[Recorded data]
----------------------------------------
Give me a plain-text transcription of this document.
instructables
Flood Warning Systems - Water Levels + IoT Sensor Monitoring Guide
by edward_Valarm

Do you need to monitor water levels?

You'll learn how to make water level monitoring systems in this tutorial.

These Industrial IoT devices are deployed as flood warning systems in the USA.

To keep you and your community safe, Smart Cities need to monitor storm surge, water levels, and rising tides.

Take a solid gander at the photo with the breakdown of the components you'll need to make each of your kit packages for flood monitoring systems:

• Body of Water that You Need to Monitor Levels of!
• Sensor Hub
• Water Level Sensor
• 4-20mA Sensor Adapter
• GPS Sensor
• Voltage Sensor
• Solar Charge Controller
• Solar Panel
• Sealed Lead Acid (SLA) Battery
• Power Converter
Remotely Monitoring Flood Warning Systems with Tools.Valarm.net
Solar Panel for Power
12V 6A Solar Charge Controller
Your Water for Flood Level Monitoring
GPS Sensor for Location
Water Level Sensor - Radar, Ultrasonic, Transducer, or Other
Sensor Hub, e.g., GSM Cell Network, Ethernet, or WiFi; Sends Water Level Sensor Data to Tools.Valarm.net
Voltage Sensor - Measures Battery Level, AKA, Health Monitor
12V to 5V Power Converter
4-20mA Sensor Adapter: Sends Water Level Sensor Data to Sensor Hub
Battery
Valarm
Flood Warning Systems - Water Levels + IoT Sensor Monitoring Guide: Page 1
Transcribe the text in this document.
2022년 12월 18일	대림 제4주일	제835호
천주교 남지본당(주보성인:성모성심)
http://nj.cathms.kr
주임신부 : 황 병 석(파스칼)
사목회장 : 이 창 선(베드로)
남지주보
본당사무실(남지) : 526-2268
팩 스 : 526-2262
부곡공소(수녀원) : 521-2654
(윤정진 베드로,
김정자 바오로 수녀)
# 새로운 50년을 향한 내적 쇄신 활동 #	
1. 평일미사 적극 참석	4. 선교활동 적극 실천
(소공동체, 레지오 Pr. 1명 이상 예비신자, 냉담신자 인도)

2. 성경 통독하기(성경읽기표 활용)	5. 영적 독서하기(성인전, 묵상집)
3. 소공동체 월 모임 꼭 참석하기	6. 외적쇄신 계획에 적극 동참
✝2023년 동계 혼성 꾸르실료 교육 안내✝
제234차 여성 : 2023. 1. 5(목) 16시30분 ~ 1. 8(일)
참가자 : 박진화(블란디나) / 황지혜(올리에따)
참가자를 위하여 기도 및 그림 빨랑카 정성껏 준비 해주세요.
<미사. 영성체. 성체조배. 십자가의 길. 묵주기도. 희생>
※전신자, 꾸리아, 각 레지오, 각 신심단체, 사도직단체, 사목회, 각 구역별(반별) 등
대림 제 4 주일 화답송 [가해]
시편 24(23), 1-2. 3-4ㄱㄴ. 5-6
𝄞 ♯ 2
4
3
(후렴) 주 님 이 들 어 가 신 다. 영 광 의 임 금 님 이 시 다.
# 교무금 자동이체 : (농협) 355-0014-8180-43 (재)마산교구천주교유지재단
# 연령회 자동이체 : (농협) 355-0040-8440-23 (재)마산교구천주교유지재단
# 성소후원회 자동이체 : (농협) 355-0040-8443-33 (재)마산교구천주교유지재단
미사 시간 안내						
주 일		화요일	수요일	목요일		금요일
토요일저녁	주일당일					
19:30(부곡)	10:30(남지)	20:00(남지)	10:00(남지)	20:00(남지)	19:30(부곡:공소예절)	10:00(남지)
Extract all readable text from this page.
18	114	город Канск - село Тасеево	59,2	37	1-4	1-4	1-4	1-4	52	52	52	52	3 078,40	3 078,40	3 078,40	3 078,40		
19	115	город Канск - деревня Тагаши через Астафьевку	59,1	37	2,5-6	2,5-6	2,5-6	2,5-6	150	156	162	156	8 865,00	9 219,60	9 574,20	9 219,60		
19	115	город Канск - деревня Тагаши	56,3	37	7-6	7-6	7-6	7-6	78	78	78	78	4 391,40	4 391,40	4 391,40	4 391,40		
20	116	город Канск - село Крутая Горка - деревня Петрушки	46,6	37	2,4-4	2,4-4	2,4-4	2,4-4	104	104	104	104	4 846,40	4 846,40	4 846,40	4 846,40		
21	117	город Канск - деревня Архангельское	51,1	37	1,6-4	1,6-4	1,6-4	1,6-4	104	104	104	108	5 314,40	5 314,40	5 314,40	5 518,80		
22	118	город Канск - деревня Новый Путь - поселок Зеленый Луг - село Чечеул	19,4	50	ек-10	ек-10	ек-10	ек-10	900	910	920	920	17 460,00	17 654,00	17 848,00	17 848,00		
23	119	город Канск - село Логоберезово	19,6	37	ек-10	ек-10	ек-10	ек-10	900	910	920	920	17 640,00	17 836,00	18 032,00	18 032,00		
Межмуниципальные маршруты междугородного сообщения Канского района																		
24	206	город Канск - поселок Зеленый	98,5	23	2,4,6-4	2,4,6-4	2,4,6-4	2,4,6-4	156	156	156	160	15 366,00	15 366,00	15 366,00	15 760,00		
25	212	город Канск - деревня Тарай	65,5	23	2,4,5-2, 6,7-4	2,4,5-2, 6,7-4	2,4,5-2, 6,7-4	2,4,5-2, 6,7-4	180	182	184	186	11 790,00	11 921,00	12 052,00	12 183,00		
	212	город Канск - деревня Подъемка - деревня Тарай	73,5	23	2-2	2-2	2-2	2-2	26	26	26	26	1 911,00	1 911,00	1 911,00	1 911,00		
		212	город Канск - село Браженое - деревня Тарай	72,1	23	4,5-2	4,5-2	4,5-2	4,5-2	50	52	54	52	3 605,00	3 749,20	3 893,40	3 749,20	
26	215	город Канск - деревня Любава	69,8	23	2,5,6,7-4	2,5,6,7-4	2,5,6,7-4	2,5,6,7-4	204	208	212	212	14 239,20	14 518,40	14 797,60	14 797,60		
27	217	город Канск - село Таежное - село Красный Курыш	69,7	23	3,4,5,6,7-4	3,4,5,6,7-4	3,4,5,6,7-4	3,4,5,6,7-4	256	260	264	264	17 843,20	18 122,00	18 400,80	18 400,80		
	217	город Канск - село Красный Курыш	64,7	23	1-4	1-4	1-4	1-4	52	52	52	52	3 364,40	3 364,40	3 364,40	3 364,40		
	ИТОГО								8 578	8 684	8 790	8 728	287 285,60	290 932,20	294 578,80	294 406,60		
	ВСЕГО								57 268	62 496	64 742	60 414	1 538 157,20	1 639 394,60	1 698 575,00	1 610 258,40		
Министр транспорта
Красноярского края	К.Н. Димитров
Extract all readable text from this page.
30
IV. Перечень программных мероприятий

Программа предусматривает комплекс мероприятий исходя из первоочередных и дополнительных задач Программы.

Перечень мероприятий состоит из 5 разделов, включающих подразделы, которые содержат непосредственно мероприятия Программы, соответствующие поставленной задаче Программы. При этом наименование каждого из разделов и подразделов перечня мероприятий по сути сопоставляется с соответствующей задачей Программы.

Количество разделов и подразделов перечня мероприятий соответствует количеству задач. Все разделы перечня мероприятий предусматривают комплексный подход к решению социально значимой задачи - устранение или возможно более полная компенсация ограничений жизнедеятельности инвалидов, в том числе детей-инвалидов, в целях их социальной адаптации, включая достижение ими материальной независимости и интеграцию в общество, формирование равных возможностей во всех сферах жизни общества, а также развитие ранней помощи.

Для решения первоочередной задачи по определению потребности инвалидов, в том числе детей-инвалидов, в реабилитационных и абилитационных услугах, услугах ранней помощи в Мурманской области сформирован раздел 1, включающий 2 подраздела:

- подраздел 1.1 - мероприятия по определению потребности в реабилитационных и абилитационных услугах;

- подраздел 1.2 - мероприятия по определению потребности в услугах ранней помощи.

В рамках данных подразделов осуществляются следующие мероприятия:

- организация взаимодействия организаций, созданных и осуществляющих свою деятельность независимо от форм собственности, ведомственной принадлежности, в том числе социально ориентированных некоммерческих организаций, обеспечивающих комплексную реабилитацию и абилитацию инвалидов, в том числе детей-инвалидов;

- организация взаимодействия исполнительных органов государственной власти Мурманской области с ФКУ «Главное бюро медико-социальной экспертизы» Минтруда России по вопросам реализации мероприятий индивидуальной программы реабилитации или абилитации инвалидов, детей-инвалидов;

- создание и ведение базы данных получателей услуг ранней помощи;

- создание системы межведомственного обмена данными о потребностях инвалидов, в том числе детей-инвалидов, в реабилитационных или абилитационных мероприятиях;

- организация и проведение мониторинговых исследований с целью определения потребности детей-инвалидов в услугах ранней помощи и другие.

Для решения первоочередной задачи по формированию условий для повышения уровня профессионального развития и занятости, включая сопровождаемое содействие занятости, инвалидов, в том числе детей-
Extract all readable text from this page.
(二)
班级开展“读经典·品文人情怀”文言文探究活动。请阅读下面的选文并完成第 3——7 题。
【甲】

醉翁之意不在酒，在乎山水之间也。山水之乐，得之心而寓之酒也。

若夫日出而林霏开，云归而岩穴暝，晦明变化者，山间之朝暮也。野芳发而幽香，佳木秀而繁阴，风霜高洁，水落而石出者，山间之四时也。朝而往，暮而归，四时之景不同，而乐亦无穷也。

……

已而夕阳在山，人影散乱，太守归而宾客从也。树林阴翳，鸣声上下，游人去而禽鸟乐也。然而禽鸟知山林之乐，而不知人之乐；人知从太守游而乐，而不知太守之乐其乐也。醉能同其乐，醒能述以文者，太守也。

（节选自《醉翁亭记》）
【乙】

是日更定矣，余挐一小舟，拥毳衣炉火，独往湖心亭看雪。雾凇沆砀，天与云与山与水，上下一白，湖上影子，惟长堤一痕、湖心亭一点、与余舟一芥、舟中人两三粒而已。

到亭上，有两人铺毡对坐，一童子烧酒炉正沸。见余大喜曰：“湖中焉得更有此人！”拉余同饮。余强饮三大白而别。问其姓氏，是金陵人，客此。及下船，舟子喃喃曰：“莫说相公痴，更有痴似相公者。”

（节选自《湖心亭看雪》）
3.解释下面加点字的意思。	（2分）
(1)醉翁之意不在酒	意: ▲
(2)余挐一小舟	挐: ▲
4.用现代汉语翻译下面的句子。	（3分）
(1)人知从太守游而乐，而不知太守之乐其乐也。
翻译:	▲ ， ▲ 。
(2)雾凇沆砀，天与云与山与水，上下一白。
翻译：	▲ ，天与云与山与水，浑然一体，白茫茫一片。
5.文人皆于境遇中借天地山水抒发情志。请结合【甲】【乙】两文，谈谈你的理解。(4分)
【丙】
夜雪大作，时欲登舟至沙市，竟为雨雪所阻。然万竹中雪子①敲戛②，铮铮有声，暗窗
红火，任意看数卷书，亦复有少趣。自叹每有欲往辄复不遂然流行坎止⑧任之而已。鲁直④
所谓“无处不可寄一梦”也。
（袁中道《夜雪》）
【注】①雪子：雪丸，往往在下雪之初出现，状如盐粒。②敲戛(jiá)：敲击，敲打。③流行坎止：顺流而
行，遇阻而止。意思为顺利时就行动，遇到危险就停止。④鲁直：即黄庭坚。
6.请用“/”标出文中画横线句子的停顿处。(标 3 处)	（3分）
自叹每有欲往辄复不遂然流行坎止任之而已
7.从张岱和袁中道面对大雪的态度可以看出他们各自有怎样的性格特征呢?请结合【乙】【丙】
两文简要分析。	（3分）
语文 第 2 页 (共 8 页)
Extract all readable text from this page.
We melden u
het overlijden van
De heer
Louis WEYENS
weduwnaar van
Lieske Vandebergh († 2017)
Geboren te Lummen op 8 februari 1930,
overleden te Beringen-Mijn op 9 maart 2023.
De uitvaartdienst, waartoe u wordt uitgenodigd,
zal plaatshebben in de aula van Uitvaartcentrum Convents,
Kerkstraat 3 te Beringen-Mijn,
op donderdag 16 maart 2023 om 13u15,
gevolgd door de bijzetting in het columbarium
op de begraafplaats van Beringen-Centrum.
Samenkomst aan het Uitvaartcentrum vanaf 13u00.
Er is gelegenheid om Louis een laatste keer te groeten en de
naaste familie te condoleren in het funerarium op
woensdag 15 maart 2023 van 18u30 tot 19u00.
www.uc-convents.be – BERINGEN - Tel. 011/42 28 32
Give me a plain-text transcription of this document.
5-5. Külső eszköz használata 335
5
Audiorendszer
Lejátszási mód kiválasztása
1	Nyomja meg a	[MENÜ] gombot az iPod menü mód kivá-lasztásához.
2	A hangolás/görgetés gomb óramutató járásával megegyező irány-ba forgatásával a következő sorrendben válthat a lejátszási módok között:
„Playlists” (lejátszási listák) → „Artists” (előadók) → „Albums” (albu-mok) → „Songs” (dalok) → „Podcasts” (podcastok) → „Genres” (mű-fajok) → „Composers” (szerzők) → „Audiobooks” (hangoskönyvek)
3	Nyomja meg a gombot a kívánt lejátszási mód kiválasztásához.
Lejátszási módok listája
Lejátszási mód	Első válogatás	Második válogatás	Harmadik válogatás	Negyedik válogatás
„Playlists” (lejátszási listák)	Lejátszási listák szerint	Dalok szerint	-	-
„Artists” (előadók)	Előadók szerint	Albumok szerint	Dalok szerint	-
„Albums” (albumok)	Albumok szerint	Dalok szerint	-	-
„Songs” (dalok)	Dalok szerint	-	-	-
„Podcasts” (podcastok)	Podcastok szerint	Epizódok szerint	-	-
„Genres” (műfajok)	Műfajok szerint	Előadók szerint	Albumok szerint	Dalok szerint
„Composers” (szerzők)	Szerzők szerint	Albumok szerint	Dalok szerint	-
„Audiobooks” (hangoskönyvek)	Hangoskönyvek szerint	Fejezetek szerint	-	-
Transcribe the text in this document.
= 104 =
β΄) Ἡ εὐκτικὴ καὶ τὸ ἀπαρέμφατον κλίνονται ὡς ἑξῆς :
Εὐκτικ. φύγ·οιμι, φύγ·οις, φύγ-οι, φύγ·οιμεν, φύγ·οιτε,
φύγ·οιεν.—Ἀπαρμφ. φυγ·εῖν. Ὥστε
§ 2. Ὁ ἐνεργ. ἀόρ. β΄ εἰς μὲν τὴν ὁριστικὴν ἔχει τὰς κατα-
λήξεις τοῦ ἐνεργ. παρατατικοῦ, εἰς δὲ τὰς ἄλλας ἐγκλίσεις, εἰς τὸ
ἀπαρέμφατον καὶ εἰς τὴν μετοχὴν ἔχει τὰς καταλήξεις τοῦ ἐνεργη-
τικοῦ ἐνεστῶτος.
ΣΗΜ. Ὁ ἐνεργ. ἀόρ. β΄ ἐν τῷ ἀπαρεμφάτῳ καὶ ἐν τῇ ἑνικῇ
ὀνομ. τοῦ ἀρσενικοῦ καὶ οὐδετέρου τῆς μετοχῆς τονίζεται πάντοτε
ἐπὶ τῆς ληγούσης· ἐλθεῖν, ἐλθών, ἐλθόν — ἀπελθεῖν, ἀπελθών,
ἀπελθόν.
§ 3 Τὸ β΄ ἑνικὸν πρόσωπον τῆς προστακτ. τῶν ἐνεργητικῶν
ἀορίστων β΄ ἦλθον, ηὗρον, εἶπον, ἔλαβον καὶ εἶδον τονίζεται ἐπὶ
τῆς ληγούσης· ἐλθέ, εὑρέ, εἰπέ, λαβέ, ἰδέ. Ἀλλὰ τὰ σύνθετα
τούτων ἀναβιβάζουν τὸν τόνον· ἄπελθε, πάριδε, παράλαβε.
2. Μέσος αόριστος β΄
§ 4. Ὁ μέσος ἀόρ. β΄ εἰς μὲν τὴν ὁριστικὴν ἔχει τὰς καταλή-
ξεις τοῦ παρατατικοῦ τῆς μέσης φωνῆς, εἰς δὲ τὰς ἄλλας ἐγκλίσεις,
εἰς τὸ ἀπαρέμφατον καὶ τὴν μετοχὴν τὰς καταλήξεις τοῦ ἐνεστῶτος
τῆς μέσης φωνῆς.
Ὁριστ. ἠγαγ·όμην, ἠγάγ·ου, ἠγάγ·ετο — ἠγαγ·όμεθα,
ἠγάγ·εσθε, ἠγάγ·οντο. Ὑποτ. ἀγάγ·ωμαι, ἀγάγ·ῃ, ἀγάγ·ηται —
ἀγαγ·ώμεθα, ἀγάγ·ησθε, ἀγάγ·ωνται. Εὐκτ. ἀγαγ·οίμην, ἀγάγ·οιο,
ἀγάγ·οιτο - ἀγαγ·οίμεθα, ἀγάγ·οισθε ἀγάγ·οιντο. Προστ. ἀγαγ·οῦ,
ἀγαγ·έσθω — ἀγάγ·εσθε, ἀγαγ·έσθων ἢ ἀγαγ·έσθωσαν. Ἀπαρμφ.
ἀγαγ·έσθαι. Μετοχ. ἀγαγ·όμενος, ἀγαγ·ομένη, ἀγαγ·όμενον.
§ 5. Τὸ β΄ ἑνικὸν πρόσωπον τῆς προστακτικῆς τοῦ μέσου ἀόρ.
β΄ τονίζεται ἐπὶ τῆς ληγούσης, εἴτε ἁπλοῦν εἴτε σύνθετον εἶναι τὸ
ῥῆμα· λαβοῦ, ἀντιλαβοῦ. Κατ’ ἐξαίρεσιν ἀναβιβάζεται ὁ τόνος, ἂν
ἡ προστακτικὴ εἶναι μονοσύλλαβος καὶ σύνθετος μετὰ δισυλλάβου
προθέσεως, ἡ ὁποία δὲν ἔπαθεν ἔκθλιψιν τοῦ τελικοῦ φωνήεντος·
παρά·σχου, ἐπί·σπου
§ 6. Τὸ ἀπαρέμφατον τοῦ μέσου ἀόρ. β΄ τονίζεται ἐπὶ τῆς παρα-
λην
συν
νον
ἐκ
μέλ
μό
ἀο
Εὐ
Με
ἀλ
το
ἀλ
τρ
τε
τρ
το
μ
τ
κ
----------------------------------------
For the listing above, give the number of lines in which the string "Genres" occurs, and nothing else.

2